**Short problem**
The records below must be transcribed exactly. Do not include the pictures.

— BEGIN —

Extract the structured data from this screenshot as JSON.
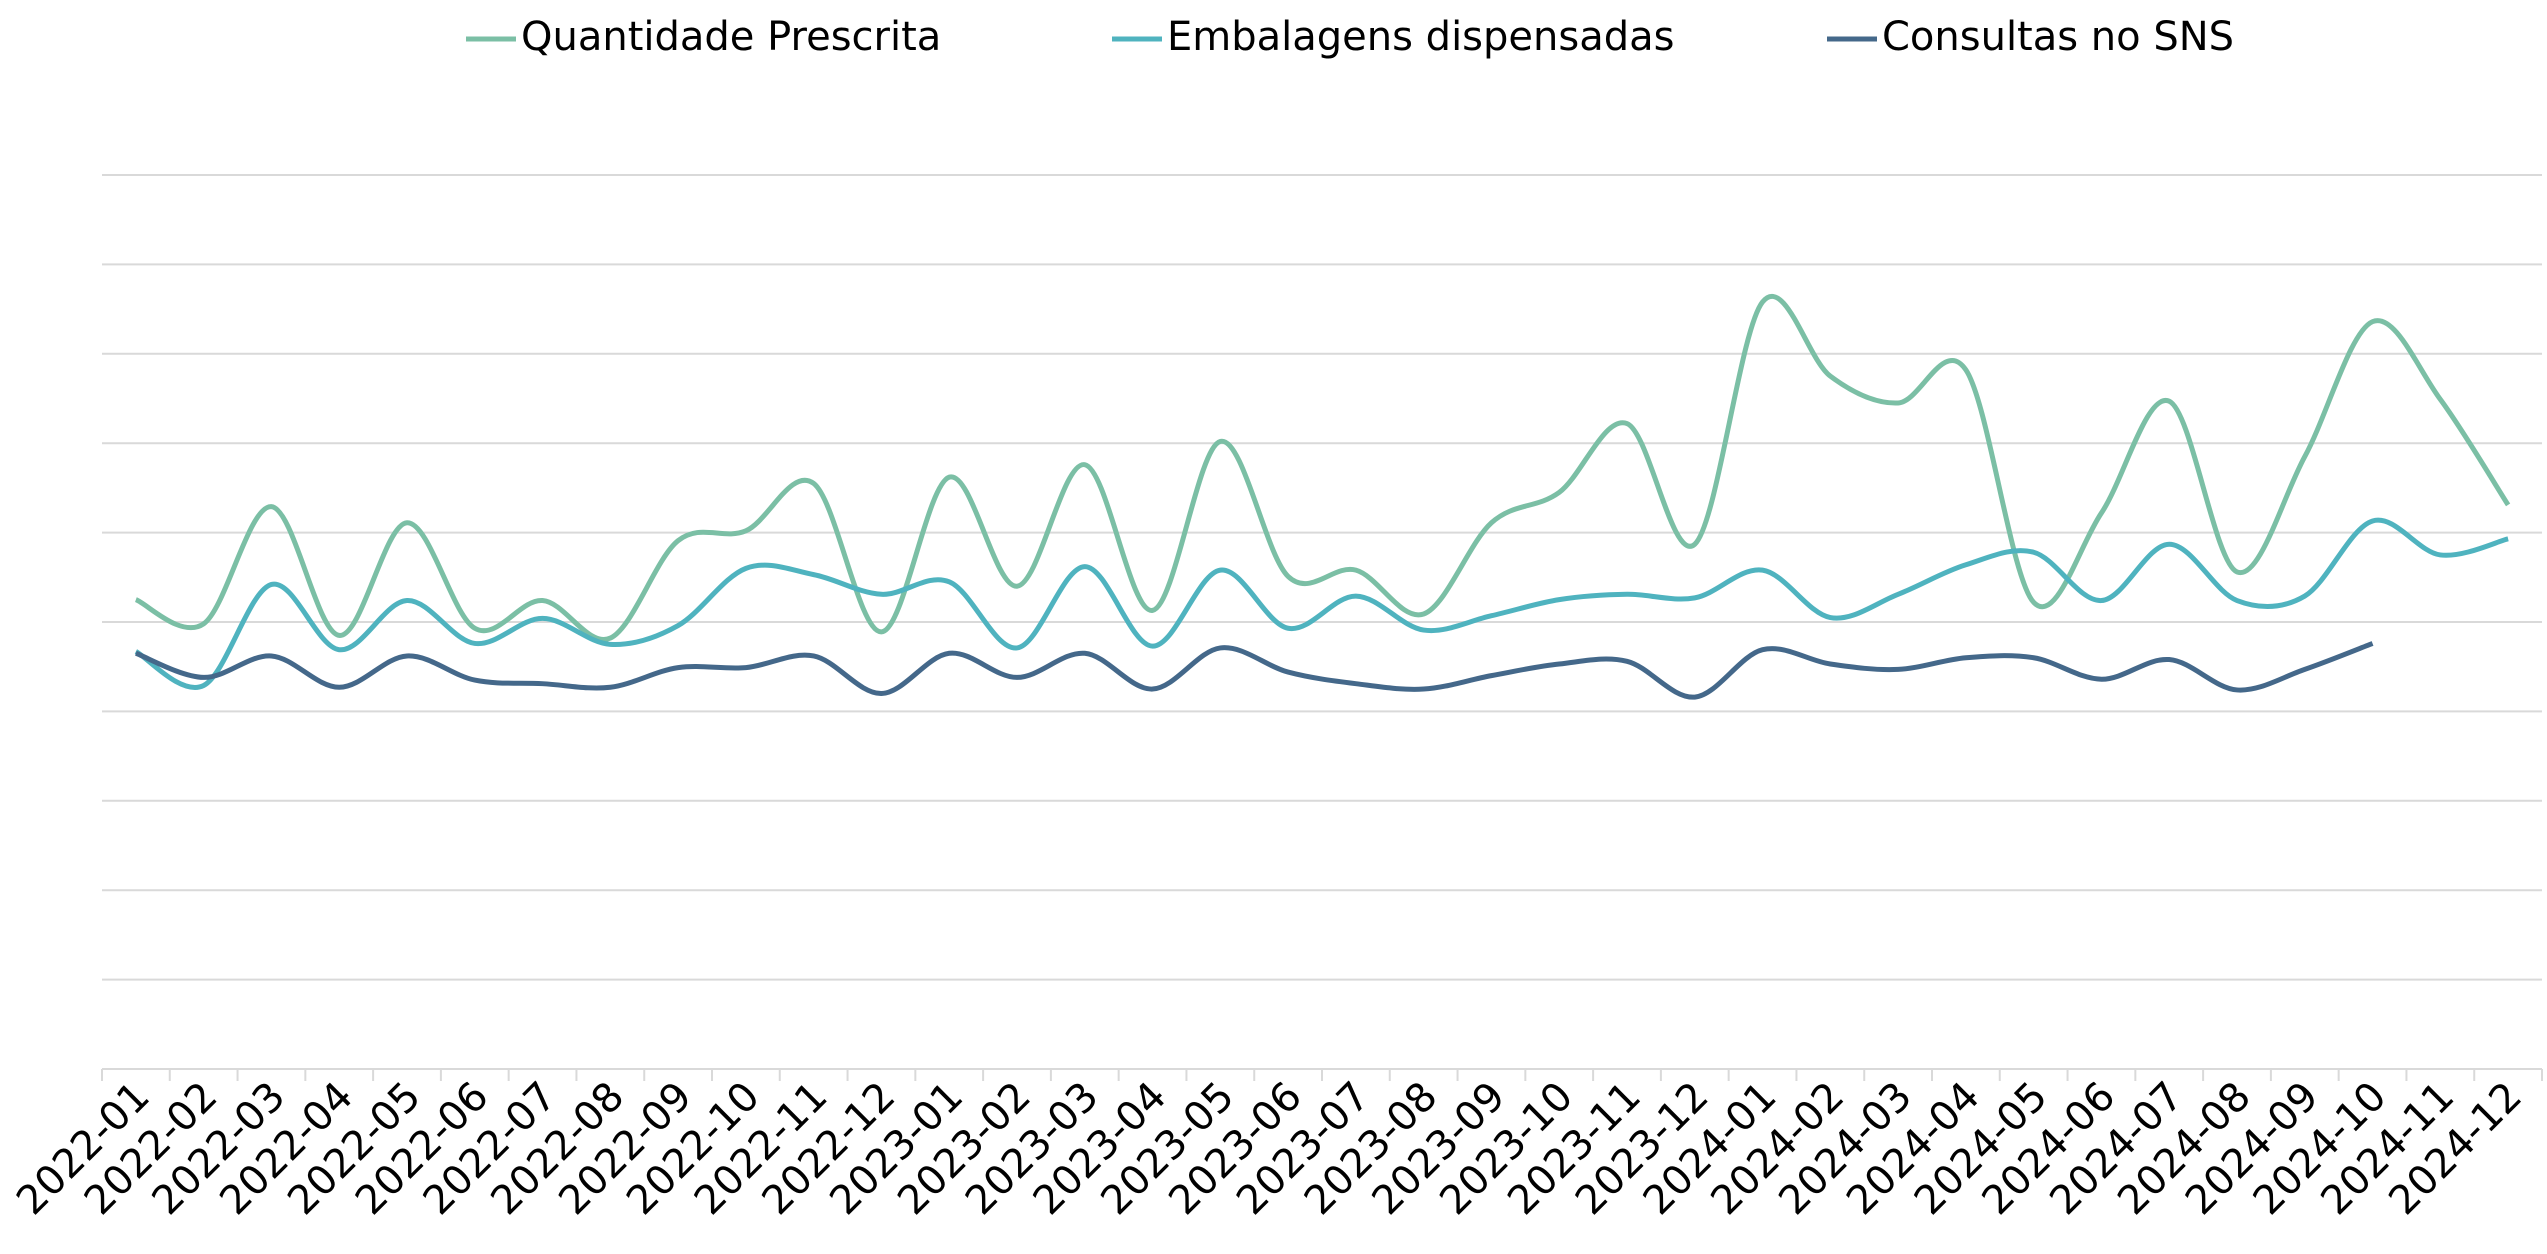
{
  "chart_data": {
    "type": "line",
    "categories": [
      "2022-01",
      "2022-02",
      "2022-03",
      "2022-04",
      "2022-05",
      "2022-06",
      "2022-07",
      "2022-08",
      "2022-09",
      "2022-10",
      "2022-11",
      "2022-12",
      "2023-01",
      "2023-02",
      "2023-03",
      "2023-04",
      "2023-05",
      "2023-06",
      "2023-07",
      "2023-08",
      "2023-09",
      "2023-10",
      "2023-11",
      "2023-12",
      "2024-01",
      "2024-02",
      "2024-03",
      "2024-04",
      "2024-05",
      "2024-06",
      "2024-07",
      "2024-08",
      "2024-09",
      "2024-10",
      "2024-11",
      "2024-12"
    ],
    "series": [
      {
        "name": "Quantidade Prescrita",
        "color": "#7bbfa5",
        "values": [
          5.25,
          4.98,
          6.29,
          4.85,
          6.11,
          4.93,
          5.24,
          4.82,
          5.91,
          6.02,
          6.55,
          4.89,
          6.62,
          5.4,
          6.76,
          5.13,
          7.02,
          5.51,
          5.58,
          5.09,
          6.11,
          6.45,
          7.22,
          5.87,
          8.58,
          7.75,
          7.45,
          7.82,
          5.22,
          6.22,
          7.47,
          5.56,
          6.85,
          8.36,
          7.49,
          6.31
        ]
      },
      {
        "name": "Embalagens dispensadas",
        "color": "#4fb3bf",
        "values": [
          4.67,
          4.29,
          5.42,
          4.69,
          5.24,
          4.76,
          5.04,
          4.75,
          4.96,
          5.6,
          5.53,
          5.31,
          5.45,
          4.71,
          5.62,
          4.73,
          5.58,
          4.93,
          5.29,
          4.91,
          5.07,
          5.25,
          5.31,
          5.27,
          5.58,
          5.05,
          5.31,
          5.64,
          5.78,
          5.24,
          5.87,
          5.24,
          5.29,
          6.13,
          5.75,
          5.93
        ]
      },
      {
        "name": "Consultas no SNS",
        "color": "#44688a",
        "values": [
          4.65,
          4.38,
          4.62,
          4.27,
          4.62,
          4.35,
          4.31,
          4.27,
          4.49,
          4.49,
          4.62,
          4.2,
          4.65,
          4.38,
          4.65,
          4.25,
          4.71,
          4.44,
          4.31,
          4.25,
          4.4,
          4.53,
          4.56,
          4.16,
          4.69,
          4.53,
          4.47,
          4.6,
          4.6,
          4.36,
          4.58,
          4.24,
          4.47,
          4.76,
          null,
          null
        ]
      }
    ],
    "ylim": [
      0,
      10
    ],
    "yticks": [
      0,
      1,
      2,
      3,
      4,
      5,
      6,
      7,
      8,
      9,
      10
    ],
    "grid": true,
    "legend": "top"
  }
}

— END —

**Response for this exercise**
Extract the structured data from this screenshot as JSON.
{
  "chart_data": {
    "type": "line",
    "categories": [
      "2022-01",
      "2022-02",
      "2022-03",
      "2022-04",
      "2022-05",
      "2022-06",
      "2022-07",
      "2022-08",
      "2022-09",
      "2022-10",
      "2022-11",
      "2022-12",
      "2023-01",
      "2023-02",
      "2023-03",
      "2023-04",
      "2023-05",
      "2023-06",
      "2023-07",
      "2023-08",
      "2023-09",
      "2023-10",
      "2023-11",
      "2023-12",
      "2024-01",
      "2024-02",
      "2024-03",
      "2024-04",
      "2024-05",
      "2024-06",
      "2024-07",
      "2024-08",
      "2024-09",
      "2024-10",
      "2024-11",
      "2024-12"
    ],
    "series": [
      {
        "name": "Quantidade Prescrita",
        "color": "#7bbfa5",
        "values": [
          5.25,
          4.98,
          6.29,
          4.85,
          6.11,
          4.93,
          5.24,
          4.82,
          5.91,
          6.02,
          6.55,
          4.89,
          6.62,
          5.4,
          6.76,
          5.13,
          7.02,
          5.51,
          5.58,
          5.09,
          6.11,
          6.45,
          7.22,
          5.87,
          8.58,
          7.75,
          7.45,
          7.82,
          5.22,
          6.22,
          7.47,
          5.56,
          6.85,
          8.36,
          7.49,
          6.31
        ]
      },
      {
        "name": "Embalagens dispensadas",
        "color": "#4fb3bf",
        "values": [
          4.67,
          4.29,
          5.42,
          4.69,
          5.24,
          4.76,
          5.04,
          4.75,
          4.96,
          5.6,
          5.53,
          5.31,
          5.45,
          4.71,
          5.62,
          4.73,
          5.58,
          4.93,
          5.29,
          4.91,
          5.07,
          5.25,
          5.31,
          5.27,
          5.58,
          5.05,
          5.31,
          5.64,
          5.78,
          5.24,
          5.87,
          5.24,
          5.29,
          6.13,
          5.75,
          5.93
        ]
      },
      {
        "name": "Consultas no SNS",
        "color": "#44688a",
        "values": [
          4.65,
          4.38,
          4.62,
          4.27,
          4.62,
          4.35,
          4.31,
          4.27,
          4.49,
          4.49,
          4.62,
          4.2,
          4.65,
          4.38,
          4.65,
          4.25,
          4.71,
          4.44,
          4.31,
          4.25,
          4.4,
          4.53,
          4.56,
          4.16,
          4.69,
          4.53,
          4.47,
          4.6,
          4.6,
          4.36,
          4.58,
          4.24,
          4.47,
          4.76,
          null,
          null
        ]
      }
    ],
    "ylim": [
      0,
      10
    ],
    "yticks": [
      0,
      1,
      2,
      3,
      4,
      5,
      6,
      7,
      8,
      9,
      10
    ],
    "grid": true,
    "legend": "top"
  }
}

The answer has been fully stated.